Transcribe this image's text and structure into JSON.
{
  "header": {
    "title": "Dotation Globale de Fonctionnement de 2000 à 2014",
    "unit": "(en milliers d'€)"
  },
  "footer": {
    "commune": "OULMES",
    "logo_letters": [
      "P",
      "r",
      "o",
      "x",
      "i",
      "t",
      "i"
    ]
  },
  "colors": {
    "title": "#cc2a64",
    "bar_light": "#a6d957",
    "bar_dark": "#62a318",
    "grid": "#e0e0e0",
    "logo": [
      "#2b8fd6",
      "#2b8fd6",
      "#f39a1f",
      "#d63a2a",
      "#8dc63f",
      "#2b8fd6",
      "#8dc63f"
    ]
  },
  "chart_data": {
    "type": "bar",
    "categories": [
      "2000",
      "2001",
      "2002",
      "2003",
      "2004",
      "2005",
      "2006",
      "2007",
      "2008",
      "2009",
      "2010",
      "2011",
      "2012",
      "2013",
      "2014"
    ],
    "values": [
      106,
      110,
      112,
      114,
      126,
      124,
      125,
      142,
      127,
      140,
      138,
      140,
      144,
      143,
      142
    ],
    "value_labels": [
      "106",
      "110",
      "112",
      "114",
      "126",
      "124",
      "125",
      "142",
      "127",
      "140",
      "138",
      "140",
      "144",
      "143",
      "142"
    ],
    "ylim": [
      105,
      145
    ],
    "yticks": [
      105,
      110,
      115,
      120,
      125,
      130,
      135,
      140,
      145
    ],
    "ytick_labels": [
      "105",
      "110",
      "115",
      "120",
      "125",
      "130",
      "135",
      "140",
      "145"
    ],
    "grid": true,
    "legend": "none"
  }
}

==

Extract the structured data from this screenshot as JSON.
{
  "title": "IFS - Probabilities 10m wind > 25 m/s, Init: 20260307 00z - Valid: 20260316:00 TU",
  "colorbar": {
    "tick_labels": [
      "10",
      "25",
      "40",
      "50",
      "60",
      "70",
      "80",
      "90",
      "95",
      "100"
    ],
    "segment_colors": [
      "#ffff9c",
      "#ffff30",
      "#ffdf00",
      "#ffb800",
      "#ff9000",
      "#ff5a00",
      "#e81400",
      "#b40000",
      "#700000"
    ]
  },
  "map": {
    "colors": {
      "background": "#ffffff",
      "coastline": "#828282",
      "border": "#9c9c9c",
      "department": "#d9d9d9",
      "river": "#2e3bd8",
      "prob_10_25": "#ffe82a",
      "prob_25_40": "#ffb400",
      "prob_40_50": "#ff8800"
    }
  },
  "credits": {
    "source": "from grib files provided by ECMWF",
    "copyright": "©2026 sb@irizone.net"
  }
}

> _Short exercise_: Copy each line of the records above that carries the word "this".

> _Exercise solution_:
Transcribe this image's text and structure into JSON.
Extract the structured data from this screenshot as JSON.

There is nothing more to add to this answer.